In the entries below, count every line with the string "arboj". State the count and nothing else.

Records
────────────────────
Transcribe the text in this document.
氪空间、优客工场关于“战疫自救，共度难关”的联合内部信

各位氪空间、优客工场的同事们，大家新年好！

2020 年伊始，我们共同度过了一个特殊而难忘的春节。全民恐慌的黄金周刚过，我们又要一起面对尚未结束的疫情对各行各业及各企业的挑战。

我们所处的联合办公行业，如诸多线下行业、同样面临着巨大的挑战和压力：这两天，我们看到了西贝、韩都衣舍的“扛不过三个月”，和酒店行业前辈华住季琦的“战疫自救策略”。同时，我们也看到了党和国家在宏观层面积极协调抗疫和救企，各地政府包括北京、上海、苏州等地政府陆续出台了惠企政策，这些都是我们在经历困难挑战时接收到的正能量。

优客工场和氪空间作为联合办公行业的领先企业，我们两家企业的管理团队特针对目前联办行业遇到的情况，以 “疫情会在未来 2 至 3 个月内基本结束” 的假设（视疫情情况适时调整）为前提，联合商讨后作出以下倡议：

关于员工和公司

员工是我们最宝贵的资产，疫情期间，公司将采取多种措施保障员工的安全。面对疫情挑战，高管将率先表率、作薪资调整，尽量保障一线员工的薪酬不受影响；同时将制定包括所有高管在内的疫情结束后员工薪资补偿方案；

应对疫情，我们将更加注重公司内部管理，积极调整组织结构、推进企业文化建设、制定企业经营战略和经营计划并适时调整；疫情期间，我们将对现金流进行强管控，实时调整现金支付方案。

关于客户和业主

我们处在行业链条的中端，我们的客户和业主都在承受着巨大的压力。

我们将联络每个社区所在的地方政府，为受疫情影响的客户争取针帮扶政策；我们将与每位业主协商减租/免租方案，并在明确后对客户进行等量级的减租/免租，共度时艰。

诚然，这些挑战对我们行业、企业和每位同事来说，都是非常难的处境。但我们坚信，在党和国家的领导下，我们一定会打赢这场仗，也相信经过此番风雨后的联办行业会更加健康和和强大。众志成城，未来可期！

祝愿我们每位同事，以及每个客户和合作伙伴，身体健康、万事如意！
────────────────────
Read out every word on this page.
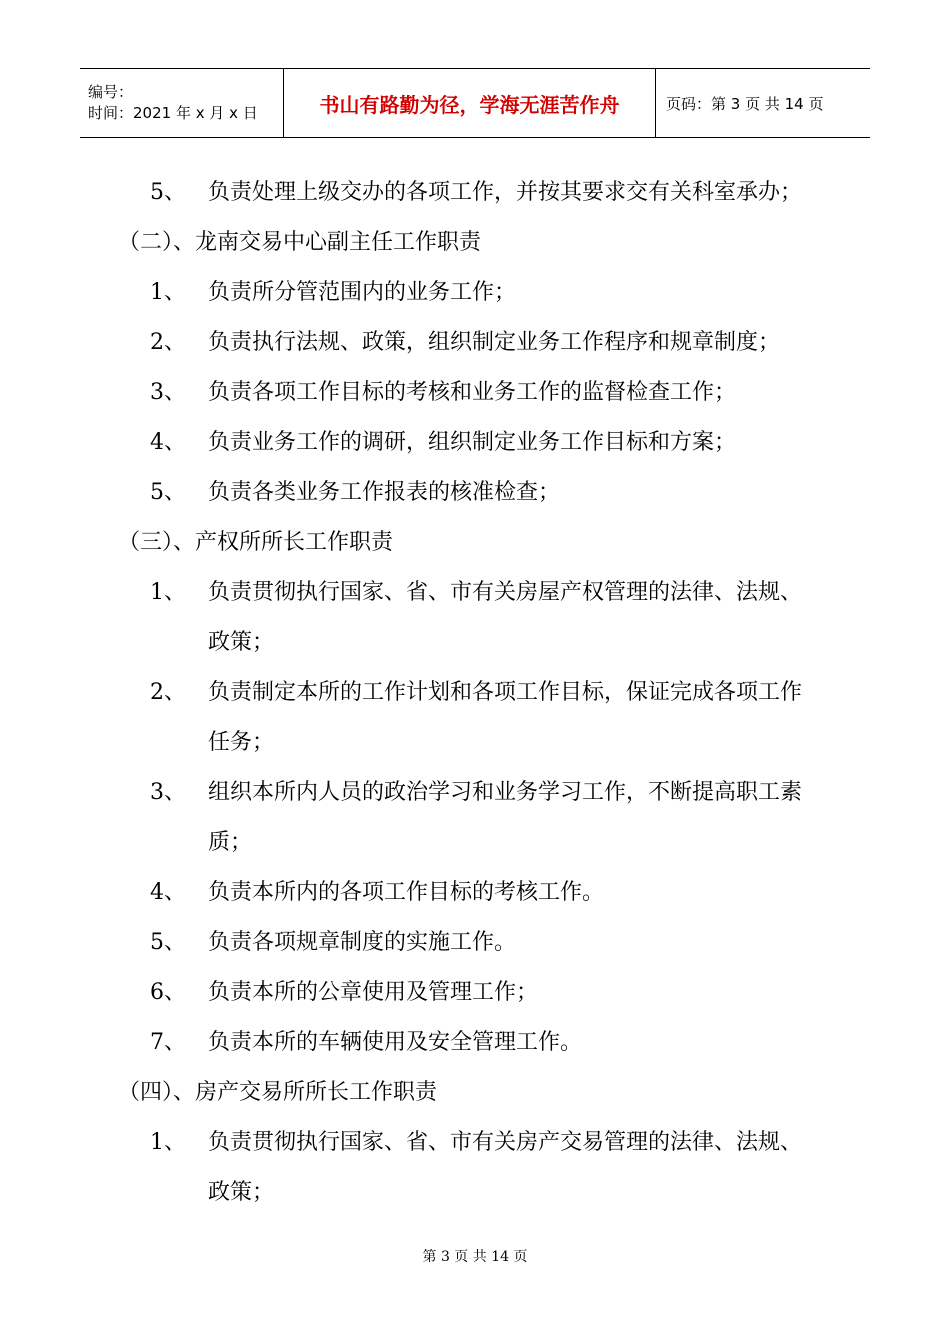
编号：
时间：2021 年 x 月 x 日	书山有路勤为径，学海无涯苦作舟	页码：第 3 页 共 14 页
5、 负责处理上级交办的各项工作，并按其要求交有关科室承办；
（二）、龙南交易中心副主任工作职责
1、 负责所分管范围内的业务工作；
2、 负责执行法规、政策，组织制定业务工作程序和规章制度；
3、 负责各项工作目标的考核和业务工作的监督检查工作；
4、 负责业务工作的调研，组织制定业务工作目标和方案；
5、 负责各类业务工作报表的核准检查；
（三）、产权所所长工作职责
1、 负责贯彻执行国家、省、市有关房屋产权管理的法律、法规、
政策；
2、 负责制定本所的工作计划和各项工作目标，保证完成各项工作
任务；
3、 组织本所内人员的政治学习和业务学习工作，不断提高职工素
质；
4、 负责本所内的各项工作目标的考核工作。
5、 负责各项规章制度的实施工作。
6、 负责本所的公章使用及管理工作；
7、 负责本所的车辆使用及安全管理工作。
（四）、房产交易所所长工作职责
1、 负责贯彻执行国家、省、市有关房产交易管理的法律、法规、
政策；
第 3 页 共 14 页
────────────────────
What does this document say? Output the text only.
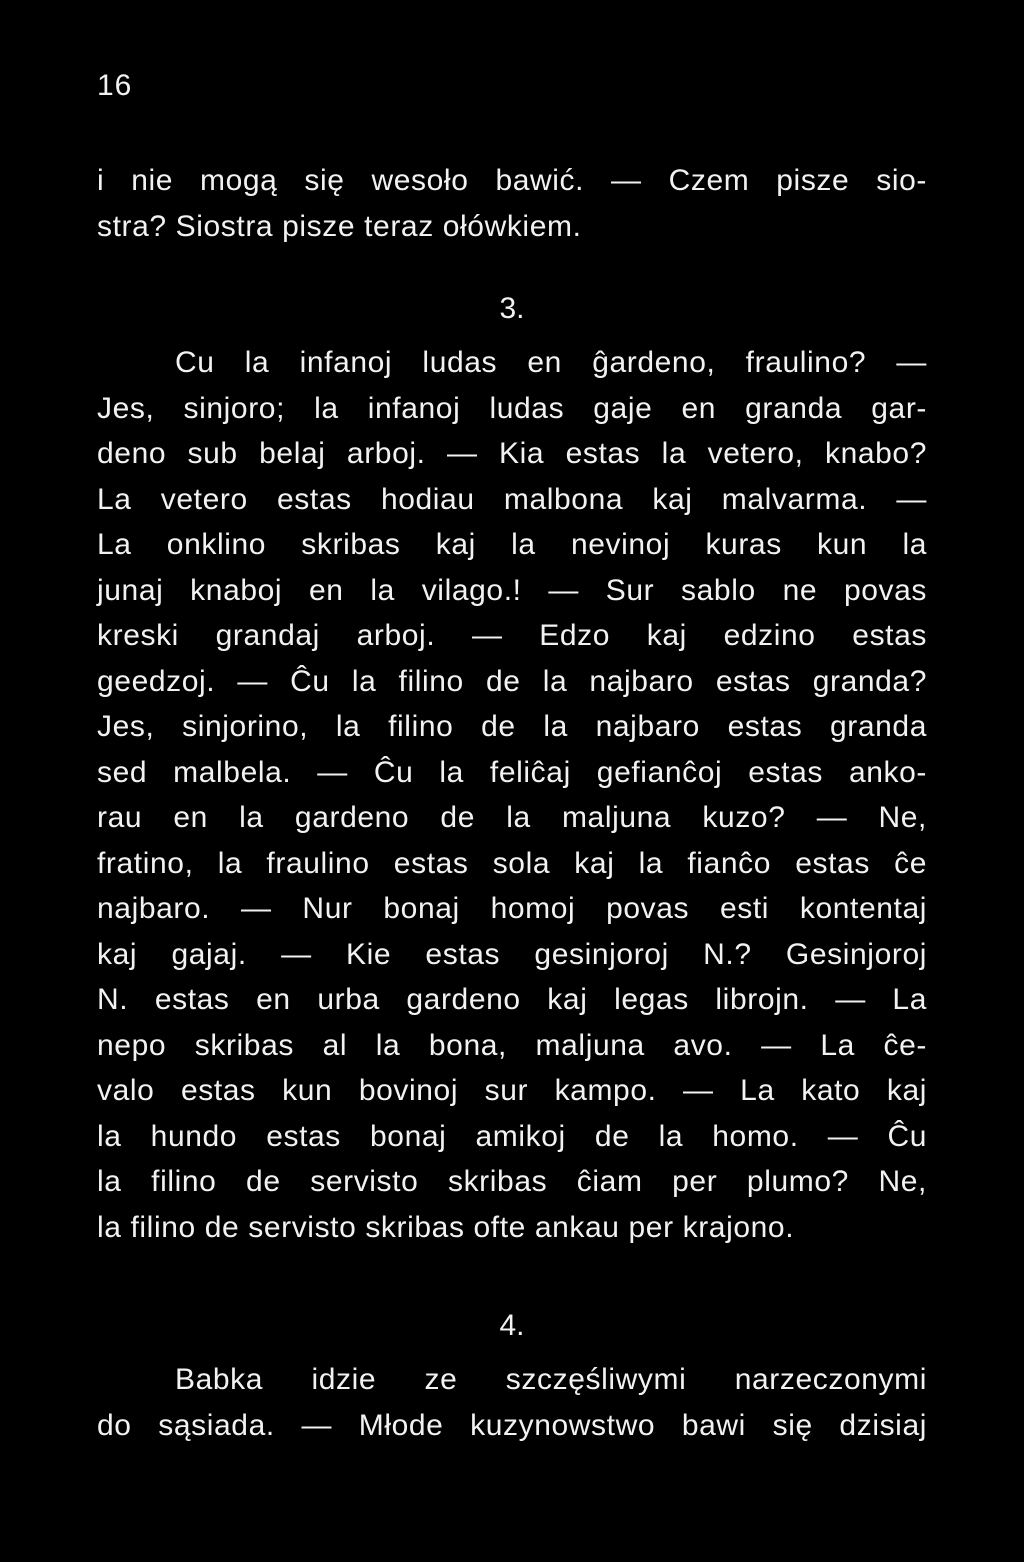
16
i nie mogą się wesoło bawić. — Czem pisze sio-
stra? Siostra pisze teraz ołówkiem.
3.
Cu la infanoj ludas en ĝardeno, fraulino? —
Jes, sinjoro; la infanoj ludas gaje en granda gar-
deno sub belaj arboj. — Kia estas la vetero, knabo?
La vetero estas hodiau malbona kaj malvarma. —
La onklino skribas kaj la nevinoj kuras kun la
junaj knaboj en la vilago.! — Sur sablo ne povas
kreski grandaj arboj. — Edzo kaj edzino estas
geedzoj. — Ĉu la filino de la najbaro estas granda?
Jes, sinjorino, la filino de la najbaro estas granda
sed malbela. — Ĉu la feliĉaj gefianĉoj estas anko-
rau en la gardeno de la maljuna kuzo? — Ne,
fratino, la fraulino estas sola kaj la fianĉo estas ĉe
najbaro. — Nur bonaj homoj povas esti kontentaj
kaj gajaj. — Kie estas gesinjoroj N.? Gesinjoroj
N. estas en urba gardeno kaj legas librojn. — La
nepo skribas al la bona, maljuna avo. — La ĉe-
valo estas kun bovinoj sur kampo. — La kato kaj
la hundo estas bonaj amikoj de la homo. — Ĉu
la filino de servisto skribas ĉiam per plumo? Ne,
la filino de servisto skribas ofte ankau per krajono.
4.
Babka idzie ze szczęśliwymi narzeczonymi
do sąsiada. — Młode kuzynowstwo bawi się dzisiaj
────────────────────
Written reply: 2